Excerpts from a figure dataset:

═══

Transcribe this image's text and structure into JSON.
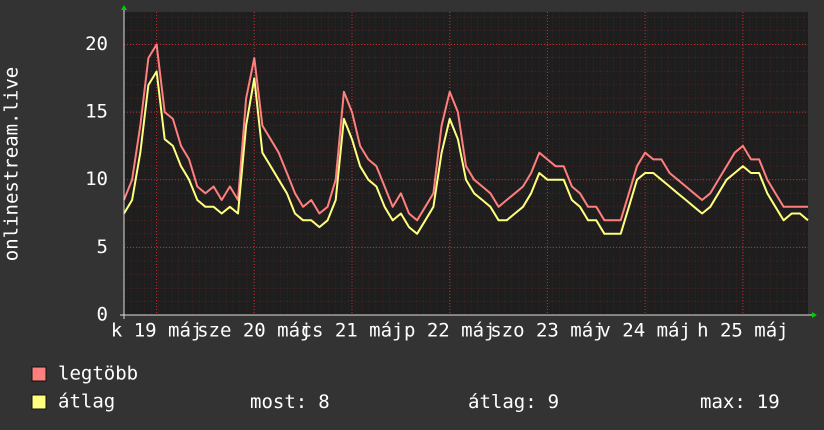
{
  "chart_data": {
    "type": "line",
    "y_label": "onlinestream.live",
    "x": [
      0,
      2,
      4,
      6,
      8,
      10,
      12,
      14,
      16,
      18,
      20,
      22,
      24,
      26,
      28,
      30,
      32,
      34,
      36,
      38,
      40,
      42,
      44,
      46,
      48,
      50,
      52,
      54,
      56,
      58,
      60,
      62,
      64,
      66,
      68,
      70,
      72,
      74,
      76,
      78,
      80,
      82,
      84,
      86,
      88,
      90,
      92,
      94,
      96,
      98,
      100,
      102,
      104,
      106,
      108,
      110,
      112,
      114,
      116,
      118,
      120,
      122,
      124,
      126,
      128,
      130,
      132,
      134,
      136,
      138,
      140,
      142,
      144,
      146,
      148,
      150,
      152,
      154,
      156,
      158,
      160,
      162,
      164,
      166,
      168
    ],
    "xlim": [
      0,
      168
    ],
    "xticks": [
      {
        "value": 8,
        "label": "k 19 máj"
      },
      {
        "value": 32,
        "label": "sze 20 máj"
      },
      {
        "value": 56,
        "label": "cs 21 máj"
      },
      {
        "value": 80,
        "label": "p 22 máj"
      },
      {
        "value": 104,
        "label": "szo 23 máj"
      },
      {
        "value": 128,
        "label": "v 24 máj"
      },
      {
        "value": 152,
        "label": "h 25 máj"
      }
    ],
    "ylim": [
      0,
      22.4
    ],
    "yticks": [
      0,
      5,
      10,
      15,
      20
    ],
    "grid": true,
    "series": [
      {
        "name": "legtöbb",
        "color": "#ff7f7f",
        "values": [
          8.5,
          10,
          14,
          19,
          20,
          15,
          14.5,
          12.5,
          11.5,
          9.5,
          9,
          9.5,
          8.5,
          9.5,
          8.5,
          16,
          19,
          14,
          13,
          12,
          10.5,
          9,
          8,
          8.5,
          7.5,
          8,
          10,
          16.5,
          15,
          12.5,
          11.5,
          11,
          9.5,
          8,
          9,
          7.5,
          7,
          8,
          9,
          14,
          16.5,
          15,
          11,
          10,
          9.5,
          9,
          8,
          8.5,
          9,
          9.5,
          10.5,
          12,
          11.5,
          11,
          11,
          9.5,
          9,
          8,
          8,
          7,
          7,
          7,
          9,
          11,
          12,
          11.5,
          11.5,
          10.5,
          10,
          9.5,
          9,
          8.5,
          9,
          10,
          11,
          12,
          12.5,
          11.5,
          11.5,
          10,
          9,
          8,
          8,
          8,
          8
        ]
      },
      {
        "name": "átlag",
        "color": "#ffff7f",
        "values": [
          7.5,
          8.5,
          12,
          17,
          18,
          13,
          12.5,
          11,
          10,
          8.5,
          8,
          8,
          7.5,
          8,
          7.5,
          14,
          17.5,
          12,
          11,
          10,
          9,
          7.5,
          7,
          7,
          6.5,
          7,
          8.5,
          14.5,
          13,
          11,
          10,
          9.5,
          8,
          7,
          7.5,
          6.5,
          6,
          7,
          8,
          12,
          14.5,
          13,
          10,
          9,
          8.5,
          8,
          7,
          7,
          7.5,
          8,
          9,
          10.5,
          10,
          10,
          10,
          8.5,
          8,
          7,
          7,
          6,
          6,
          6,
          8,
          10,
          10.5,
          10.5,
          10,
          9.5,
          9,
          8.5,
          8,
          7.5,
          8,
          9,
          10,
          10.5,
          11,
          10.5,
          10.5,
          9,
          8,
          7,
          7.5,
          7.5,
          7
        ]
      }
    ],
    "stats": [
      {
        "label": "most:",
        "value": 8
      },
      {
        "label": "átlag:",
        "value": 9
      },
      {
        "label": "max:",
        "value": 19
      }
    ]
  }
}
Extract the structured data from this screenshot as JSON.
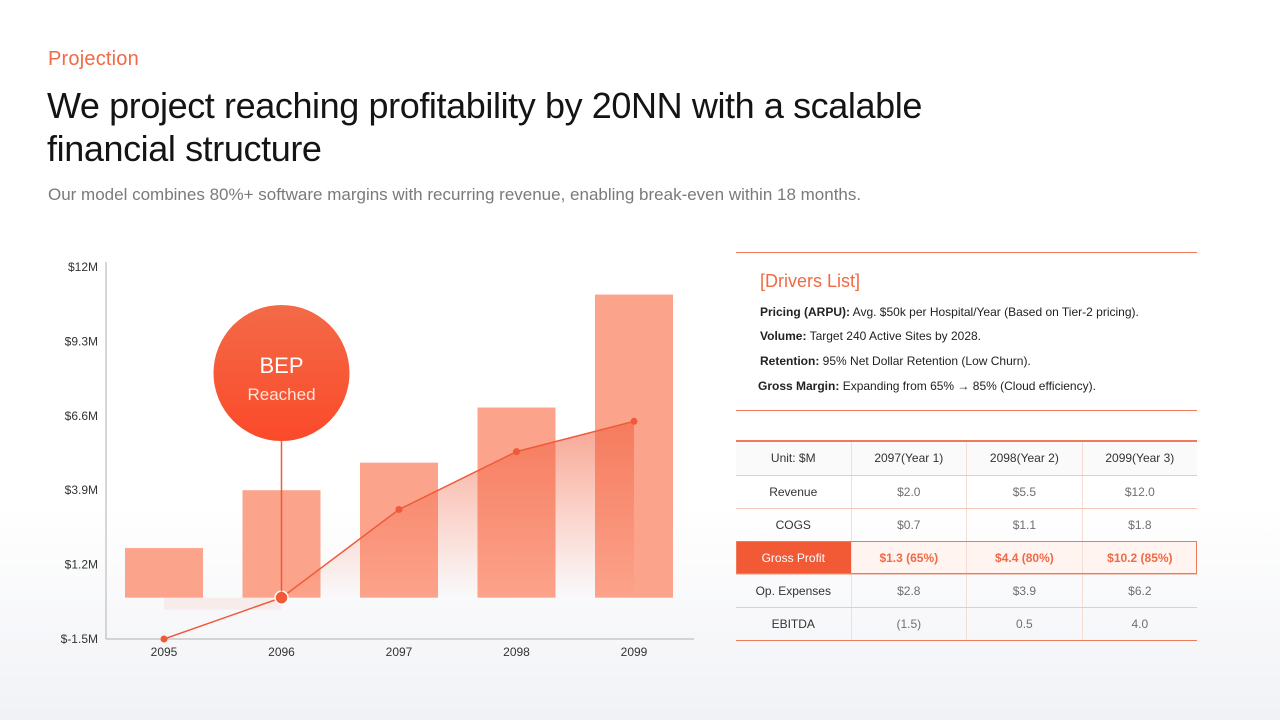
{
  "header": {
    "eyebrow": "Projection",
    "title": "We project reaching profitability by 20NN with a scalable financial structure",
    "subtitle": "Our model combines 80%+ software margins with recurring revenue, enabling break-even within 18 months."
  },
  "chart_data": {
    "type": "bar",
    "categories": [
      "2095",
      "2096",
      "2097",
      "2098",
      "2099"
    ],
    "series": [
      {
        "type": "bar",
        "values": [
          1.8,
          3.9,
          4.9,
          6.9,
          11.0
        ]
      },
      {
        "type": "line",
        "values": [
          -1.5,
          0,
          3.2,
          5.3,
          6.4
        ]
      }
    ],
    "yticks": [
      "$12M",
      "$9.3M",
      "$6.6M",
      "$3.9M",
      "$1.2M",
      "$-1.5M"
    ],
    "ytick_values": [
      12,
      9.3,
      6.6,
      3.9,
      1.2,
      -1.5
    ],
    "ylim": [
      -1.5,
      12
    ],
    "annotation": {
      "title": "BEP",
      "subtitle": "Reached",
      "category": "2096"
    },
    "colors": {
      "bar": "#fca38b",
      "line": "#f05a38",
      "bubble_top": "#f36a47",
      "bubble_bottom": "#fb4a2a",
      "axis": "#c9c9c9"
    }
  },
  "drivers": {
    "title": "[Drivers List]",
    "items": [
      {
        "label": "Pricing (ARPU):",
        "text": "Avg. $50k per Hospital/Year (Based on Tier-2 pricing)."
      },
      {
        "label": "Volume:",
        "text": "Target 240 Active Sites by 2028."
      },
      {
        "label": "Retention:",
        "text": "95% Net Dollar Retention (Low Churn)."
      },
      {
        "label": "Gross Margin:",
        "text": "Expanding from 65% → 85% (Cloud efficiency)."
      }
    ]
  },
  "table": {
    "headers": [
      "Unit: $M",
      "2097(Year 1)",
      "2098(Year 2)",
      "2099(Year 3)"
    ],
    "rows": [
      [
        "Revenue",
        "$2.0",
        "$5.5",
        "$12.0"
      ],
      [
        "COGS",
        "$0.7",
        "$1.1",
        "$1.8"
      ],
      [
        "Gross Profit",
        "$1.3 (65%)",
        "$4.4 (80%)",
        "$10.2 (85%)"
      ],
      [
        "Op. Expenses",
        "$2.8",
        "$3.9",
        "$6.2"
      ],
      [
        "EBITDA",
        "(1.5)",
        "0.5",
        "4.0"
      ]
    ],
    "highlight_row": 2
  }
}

═══

Could you reproduce every record above exactly, leaving out the pictures?

Solution to the problem:
Transcribe this image's text and structure into JSON.
{
  "chart_data": {
    "type": "line",
    "y_label": "onlinestream.live",
    "x": [
      0,
      2,
      4,
      6,
      8,
      10,
      12,
      14,
      16,
      18,
      20,
      22,
      24,
      26,
      28,
      30,
      32,
      34,
      36,
      38,
      40,
      42,
      44,
      46,
      48,
      50,
      52,
      54,
      56,
      58,
      60,
      62,
      64,
      66,
      68,
      70,
      72,
      74,
      76,
      78,
      80,
      82,
      84,
      86,
      88,
      90,
      92,
      94,
      96,
      98,
      100,
      102,
      104,
      106,
      108,
      110,
      112,
      114,
      116,
      118,
      120,
      122,
      124,
      126,
      128,
      130,
      132,
      134,
      136,
      138,
      140,
      142,
      144,
      146,
      148,
      150,
      152,
      154,
      156,
      158,
      160,
      162,
      164,
      166,
      168
    ],
    "xlim": [
      0,
      168
    ],
    "xticks": [
      {
        "value": 8,
        "label": "k 19 máj"
      },
      {
        "value": 32,
        "label": "sze 20 máj"
      },
      {
        "value": 56,
        "label": "cs 21 máj"
      },
      {
        "value": 80,
        "label": "p 22 máj"
      },
      {
        "value": 104,
        "label": "szo 23 máj"
      },
      {
        "value": 128,
        "label": "v 24 máj"
      },
      {
        "value": 152,
        "label": "h 25 máj"
      }
    ],
    "ylim": [
      0,
      22.4
    ],
    "yticks": [
      0,
      5,
      10,
      15,
      20
    ],
    "grid": true,
    "series": [
      {
        "name": "legtöbb",
        "color": "#ff7f7f",
        "values": [
          8.5,
          10,
          14,
          19,
          20,
          15,
          14.5,
          12.5,
          11.5,
          9.5,
          9,
          9.5,
          8.5,
          9.5,
          8.5,
          16,
          19,
          14,
          13,
          12,
          10.5,
          9,
          8,
          8.5,
          7.5,
          8,
          10,
          16.5,
          15,
          12.5,
          11.5,
          11,
          9.5,
          8,
          9,
          7.5,
          7,
          8,
          9,
          14,
          16.5,
          15,
          11,
          10,
          9.5,
          9,
          8,
          8.5,
          9,
          9.5,
          10.5,
          12,
          11.5,
          11,
          11,
          9.5,
          9,
          8,
          8,
          7,
          7,
          7,
          9,
          11,
          12,
          11.5,
          11.5,
          10.5,
          10,
          9.5,
          9,
          8.5,
          9,
          10,
          11,
          12,
          12.5,
          11.5,
          11.5,
          10,
          9,
          8,
          8,
          8,
          8
        ]
      },
      {
        "name": "átlag",
        "color": "#ffff7f",
        "values": [
          7.5,
          8.5,
          12,
          17,
          18,
          13,
          12.5,
          11,
          10,
          8.5,
          8,
          8,
          7.5,
          8,
          7.5,
          14,
          17.5,
          12,
          11,
          10,
          9,
          7.5,
          7,
          7,
          6.5,
          7,
          8.5,
          14.5,
          13,
          11,
          10,
          9.5,
          8,
          7,
          7.5,
          6.5,
          6,
          7,
          8,
          12,
          14.5,
          13,
          10,
          9,
          8.5,
          8,
          7,
          7,
          7.5,
          8,
          9,
          10.5,
          10,
          10,
          10,
          8.5,
          8,
          7,
          7,
          6,
          6,
          6,
          8,
          10,
          10.5,
          10.5,
          10,
          9.5,
          9,
          8.5,
          8,
          7.5,
          8,
          9,
          10,
          10.5,
          11,
          10.5,
          10.5,
          9,
          8,
          7,
          7.5,
          7.5,
          7
        ]
      }
    ],
    "stats": [
      {
        "label": "most:",
        "value": 8
      },
      {
        "label": "átlag:",
        "value": 9
      },
      {
        "label": "max:",
        "value": 19
      }
    ]
  }
}
Extract the structured data from this screenshot as JSON.
{
  "header": {
    "eyebrow": "Projection",
    "title": "We project reaching profitability by 20NN with a scalable financial structure",
    "subtitle": "Our model combines 80%+ software margins with recurring revenue, enabling break-even within 18 months."
  },
  "chart_data": {
    "type": "bar",
    "categories": [
      "2095",
      "2096",
      "2097",
      "2098",
      "2099"
    ],
    "series": [
      {
        "type": "bar",
        "values": [
          1.8,
          3.9,
          4.9,
          6.9,
          11.0
        ]
      },
      {
        "type": "line",
        "values": [
          -1.5,
          0,
          3.2,
          5.3,
          6.4
        ]
      }
    ],
    "yticks": [
      "$12M",
      "$9.3M",
      "$6.6M",
      "$3.9M",
      "$1.2M",
      "$-1.5M"
    ],
    "ytick_values": [
      12,
      9.3,
      6.6,
      3.9,
      1.2,
      -1.5
    ],
    "ylim": [
      -1.5,
      12
    ],
    "annotation": {
      "title": "BEP",
      "subtitle": "Reached",
      "category": "2096"
    },
    "colors": {
      "bar": "#fca38b",
      "line": "#f05a38",
      "bubble_top": "#f36a47",
      "bubble_bottom": "#fb4a2a",
      "axis": "#c9c9c9"
    }
  },
  "drivers": {
    "title": "[Drivers List]",
    "items": [
      {
        "label": "Pricing (ARPU):",
        "text": "Avg. $50k per Hospital/Year (Based on Tier-2 pricing)."
      },
      {
        "label": "Volume:",
        "text": "Target 240 Active Sites by 2028."
      },
      {
        "label": "Retention:",
        "text": "95% Net Dollar Retention (Low Churn)."
      },
      {
        "label": "Gross Margin:",
        "text": "Expanding from 65% → 85% (Cloud efficiency)."
      }
    ]
  },
  "table": {
    "headers": [
      "Unit: $M",
      "2097(Year 1)",
      "2098(Year 2)",
      "2099(Year 3)"
    ],
    "rows": [
      [
        "Revenue",
        "$2.0",
        "$5.5",
        "$12.0"
      ],
      [
        "COGS",
        "$0.7",
        "$1.1",
        "$1.8"
      ],
      [
        "Gross Profit",
        "$1.3 (65%)",
        "$4.4 (80%)",
        "$10.2 (85%)"
      ],
      [
        "Op. Expenses",
        "$2.8",
        "$3.9",
        "$6.2"
      ],
      [
        "EBITDA",
        "(1.5)",
        "0.5",
        "4.0"
      ]
    ],
    "highlight_row": 2
  }
}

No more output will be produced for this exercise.